(Rows from a figure dataset)
═══
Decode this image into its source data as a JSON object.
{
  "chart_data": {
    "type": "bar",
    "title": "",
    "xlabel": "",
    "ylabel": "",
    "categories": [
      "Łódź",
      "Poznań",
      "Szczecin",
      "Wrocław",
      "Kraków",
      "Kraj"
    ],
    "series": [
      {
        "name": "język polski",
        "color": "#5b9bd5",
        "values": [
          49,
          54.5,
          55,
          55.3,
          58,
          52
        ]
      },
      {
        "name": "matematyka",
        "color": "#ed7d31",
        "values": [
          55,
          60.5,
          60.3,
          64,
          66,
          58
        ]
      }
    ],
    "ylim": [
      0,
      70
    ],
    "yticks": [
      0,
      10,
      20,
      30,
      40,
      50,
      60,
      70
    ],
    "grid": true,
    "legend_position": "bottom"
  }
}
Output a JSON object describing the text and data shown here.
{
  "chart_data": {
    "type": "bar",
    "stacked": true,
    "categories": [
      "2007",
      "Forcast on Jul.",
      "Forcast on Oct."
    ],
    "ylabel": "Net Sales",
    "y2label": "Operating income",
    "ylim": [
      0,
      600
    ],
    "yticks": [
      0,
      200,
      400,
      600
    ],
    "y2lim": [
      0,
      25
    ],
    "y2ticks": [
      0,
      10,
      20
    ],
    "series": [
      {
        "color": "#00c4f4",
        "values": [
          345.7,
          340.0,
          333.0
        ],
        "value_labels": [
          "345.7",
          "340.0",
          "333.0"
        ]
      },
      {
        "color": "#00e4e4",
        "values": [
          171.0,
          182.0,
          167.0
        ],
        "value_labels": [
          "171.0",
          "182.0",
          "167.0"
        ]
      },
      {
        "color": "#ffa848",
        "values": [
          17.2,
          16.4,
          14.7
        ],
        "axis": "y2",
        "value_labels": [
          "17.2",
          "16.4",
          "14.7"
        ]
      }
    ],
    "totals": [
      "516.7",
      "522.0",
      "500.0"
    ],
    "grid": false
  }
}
═══
**Instructions to follow**
Pull every line containing "JSON" from the material above.

**Worked answer**
Decode this image into its source data as a JSON object.
Output a JSON object describing the text and data shown here.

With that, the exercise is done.